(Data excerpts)

--- START ---

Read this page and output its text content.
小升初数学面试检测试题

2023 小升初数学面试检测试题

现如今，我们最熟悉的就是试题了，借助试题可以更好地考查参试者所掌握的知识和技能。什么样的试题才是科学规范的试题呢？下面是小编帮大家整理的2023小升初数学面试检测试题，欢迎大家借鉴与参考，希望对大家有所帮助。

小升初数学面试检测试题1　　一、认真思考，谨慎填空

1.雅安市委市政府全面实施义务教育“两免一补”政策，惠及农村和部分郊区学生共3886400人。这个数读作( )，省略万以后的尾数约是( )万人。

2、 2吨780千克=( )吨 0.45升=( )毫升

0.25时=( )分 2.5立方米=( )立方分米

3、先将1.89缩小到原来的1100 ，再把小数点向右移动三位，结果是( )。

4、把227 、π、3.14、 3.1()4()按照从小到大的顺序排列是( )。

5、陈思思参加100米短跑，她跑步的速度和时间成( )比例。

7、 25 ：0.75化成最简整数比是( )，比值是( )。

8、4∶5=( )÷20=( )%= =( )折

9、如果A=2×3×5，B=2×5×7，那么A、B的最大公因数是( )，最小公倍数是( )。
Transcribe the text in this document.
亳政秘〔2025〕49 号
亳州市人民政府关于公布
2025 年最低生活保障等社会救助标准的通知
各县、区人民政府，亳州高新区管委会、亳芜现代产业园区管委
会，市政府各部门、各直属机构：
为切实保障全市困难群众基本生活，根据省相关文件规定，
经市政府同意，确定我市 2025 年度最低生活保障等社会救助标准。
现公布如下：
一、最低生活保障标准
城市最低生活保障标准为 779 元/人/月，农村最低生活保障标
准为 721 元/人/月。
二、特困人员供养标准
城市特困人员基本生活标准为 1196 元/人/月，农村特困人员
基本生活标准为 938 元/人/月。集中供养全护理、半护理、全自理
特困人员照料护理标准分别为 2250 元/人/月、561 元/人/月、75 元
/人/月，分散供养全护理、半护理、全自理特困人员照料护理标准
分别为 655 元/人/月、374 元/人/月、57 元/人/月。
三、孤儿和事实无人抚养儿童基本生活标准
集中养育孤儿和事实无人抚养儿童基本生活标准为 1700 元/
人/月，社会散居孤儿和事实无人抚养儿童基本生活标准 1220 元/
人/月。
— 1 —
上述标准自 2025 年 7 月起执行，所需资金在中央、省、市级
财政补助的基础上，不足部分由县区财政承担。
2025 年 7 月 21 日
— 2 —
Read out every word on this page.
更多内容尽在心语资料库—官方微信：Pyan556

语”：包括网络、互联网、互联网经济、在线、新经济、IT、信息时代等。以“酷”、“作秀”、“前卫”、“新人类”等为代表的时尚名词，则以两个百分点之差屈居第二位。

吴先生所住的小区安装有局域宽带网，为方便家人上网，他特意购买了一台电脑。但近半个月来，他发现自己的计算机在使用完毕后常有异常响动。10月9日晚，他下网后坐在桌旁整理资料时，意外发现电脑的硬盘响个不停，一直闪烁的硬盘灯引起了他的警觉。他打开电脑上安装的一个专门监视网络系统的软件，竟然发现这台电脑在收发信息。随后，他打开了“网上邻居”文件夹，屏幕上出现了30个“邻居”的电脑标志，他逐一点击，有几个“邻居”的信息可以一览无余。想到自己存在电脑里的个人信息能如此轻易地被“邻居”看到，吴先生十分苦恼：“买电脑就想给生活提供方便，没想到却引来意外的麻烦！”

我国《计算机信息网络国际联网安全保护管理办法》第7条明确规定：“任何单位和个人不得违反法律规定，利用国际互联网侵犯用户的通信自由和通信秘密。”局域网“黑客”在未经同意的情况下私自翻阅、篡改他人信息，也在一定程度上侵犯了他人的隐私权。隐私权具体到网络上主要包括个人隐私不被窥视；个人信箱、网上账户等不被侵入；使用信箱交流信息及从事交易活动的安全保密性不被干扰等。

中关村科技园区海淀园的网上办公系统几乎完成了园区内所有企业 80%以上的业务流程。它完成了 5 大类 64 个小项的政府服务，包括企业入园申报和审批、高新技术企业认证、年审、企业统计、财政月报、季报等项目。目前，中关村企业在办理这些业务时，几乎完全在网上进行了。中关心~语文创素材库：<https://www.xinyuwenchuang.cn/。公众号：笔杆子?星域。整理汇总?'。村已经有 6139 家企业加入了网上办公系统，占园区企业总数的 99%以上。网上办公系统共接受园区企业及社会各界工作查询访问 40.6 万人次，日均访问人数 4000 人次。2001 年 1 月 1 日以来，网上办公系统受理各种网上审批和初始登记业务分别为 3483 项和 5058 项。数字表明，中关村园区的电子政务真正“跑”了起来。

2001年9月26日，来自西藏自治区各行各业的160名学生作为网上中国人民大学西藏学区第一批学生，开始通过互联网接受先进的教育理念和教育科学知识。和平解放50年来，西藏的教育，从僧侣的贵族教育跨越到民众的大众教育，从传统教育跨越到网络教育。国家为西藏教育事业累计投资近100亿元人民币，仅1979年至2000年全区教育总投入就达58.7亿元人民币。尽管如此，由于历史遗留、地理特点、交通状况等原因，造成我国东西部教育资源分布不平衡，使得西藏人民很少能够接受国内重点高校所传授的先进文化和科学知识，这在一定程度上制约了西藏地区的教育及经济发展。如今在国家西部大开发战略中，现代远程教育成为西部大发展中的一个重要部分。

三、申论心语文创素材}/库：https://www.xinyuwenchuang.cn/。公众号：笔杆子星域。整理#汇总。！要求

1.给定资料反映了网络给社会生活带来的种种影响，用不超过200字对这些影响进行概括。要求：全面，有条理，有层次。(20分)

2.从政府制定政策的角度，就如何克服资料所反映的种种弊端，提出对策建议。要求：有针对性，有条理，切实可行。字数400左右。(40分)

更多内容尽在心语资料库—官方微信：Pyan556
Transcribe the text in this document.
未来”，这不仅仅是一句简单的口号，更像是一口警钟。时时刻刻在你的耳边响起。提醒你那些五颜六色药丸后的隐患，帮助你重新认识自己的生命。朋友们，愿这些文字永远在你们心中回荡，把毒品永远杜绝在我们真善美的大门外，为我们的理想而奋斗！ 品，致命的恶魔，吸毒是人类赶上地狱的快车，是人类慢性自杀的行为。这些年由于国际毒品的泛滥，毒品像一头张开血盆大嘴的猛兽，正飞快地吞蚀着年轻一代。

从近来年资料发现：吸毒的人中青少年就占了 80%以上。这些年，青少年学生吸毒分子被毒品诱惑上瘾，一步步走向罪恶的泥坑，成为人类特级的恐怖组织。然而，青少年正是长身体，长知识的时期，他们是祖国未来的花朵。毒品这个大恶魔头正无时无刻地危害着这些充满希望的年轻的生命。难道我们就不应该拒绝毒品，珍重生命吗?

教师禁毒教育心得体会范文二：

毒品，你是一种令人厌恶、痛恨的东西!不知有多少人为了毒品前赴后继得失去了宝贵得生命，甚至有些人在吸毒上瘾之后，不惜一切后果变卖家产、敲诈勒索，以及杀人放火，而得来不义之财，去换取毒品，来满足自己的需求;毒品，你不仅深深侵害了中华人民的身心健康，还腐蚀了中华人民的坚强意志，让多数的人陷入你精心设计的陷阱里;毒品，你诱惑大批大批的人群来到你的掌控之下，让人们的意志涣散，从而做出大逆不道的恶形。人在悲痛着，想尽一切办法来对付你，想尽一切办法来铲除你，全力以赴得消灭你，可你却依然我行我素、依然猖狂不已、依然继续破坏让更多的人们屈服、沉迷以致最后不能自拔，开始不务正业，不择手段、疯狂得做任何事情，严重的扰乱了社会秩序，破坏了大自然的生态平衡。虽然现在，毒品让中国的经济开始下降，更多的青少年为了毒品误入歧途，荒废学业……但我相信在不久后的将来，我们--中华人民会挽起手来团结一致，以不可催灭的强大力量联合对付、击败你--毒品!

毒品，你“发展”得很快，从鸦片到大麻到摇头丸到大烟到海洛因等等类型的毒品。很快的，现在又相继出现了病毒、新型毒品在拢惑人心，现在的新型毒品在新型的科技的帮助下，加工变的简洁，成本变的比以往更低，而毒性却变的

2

--- END ---

#### Exercise task:
How many lines in the listing above contain the string "Read"? Answer with the number only.

#### Result below:
2